# EXERCISE TASK:
Pull out every line in the data that has the string "Spuštění" in it.

# GIVEN RECORDS:
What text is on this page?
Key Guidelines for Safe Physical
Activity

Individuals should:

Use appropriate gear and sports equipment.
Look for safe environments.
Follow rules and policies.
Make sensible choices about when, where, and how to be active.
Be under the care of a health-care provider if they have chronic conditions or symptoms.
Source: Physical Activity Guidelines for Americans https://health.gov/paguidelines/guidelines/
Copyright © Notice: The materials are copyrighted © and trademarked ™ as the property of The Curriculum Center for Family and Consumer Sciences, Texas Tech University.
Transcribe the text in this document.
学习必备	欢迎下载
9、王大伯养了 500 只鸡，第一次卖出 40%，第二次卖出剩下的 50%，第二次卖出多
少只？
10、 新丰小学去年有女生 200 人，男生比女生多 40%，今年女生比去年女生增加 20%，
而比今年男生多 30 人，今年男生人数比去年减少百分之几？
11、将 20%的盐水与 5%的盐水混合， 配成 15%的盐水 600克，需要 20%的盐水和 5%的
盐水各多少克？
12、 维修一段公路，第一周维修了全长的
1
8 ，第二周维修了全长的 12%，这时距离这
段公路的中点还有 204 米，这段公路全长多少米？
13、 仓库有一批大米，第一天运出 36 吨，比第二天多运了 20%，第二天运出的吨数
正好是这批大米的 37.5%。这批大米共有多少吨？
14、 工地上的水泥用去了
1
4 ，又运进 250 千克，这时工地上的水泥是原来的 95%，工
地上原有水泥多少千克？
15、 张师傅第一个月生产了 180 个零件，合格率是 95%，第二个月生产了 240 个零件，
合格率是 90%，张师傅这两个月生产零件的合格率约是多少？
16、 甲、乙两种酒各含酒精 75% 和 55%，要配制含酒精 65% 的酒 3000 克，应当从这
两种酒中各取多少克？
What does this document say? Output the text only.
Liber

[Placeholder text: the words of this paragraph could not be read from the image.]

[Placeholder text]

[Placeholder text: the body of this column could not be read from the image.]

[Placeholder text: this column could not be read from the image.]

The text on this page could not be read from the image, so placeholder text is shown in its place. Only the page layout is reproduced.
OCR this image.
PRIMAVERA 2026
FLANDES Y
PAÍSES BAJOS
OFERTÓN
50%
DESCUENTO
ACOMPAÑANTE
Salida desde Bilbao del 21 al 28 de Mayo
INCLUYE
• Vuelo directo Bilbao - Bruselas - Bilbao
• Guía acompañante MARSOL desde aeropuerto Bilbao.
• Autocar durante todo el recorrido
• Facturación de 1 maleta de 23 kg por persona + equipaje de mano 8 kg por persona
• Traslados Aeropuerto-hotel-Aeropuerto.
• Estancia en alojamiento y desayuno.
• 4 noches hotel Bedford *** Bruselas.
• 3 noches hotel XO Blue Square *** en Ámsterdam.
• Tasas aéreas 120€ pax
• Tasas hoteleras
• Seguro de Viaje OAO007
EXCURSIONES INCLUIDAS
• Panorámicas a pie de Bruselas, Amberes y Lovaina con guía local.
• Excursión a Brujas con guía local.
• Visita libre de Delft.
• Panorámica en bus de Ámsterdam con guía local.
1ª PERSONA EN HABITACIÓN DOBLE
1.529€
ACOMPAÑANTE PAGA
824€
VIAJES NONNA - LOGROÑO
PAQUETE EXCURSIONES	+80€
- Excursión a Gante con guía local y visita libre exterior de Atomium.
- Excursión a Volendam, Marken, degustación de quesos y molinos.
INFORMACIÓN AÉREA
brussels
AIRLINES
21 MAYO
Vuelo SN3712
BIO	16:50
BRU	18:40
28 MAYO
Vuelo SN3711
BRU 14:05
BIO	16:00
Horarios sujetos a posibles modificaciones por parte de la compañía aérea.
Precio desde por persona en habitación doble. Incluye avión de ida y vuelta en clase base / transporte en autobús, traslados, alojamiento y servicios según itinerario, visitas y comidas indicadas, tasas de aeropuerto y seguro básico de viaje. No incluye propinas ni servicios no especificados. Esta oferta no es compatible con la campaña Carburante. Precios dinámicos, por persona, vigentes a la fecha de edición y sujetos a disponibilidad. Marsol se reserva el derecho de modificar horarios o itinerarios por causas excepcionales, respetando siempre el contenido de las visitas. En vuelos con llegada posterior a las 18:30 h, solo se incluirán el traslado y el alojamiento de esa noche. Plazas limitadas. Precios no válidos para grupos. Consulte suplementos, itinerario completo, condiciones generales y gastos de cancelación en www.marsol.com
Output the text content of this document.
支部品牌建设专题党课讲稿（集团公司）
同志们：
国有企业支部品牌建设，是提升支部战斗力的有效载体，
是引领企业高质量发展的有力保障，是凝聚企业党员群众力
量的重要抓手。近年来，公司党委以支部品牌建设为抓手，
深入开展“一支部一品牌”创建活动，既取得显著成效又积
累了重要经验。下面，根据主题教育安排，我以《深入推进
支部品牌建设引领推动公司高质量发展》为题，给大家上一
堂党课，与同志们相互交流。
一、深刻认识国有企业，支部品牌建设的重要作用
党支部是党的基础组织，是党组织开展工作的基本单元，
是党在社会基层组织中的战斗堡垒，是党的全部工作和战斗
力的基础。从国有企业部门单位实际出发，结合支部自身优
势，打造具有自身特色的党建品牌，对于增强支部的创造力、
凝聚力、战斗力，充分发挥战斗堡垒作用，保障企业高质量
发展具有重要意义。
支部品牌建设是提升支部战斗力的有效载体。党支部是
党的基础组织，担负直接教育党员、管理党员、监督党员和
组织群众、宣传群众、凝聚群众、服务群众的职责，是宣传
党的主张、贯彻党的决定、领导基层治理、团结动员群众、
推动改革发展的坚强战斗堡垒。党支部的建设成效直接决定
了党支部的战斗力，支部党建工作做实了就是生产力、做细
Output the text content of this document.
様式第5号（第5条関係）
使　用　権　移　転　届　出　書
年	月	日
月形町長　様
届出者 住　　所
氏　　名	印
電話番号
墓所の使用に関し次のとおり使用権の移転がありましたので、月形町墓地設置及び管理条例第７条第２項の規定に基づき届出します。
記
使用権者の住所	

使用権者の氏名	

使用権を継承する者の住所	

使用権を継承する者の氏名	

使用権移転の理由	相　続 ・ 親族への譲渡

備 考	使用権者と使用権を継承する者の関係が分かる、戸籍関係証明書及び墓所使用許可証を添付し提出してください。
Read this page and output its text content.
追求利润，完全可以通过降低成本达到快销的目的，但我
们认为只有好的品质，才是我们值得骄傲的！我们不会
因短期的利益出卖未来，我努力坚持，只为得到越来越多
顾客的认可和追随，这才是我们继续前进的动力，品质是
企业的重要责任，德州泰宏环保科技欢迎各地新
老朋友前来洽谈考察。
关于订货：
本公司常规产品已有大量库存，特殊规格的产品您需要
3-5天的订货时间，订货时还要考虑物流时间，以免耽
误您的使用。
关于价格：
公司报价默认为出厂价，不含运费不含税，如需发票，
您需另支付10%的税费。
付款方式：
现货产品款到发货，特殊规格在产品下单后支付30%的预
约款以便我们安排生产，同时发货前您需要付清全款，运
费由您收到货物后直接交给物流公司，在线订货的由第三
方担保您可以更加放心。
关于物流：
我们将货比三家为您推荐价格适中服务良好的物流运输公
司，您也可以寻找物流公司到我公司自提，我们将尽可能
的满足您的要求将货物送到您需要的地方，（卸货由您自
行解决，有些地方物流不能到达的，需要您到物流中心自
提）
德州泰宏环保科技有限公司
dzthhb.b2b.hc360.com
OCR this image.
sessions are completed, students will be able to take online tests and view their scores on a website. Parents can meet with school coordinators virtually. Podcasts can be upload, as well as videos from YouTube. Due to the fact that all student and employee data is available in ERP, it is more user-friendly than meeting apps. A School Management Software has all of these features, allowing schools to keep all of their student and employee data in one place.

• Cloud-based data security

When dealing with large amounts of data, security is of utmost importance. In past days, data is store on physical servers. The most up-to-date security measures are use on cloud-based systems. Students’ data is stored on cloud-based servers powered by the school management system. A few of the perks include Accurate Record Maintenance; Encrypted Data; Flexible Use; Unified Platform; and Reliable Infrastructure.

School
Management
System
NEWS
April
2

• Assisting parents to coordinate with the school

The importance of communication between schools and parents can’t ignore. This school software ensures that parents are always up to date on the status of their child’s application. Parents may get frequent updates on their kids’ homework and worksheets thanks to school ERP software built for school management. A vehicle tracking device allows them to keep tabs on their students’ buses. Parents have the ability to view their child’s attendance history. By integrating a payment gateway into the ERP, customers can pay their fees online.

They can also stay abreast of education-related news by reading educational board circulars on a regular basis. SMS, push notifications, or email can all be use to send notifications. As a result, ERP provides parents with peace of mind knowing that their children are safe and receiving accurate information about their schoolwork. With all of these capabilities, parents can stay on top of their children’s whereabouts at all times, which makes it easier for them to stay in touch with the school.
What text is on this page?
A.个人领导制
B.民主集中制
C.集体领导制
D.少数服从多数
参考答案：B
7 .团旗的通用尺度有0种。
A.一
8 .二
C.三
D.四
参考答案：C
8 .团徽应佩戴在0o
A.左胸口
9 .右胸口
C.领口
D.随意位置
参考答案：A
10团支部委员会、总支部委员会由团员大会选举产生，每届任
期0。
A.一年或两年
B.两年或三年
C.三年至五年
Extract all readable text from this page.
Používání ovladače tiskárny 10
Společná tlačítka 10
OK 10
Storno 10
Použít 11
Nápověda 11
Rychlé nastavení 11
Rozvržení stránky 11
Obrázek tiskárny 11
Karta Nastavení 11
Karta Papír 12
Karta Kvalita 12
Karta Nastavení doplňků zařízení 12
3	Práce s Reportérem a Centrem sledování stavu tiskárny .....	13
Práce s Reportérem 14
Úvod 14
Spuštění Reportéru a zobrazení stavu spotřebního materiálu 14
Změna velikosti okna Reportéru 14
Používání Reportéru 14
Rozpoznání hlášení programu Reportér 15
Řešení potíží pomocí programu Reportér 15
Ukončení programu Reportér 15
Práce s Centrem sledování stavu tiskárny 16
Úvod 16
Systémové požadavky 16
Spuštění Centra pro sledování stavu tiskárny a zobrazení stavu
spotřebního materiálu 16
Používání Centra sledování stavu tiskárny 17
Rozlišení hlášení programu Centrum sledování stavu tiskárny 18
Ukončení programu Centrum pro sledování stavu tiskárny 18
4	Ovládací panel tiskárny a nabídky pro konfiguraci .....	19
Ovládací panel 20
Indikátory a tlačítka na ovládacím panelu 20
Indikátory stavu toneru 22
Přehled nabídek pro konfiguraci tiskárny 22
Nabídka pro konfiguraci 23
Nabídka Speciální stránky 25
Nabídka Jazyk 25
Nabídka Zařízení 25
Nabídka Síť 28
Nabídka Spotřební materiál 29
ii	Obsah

# OUTPUT OF THE EXERCISE:
Spuštění Reportéru a zobrazení stavu spotřebního materiálu 14
Spuštění Centra pro sledování stavu tiskárny a zobrazení stavu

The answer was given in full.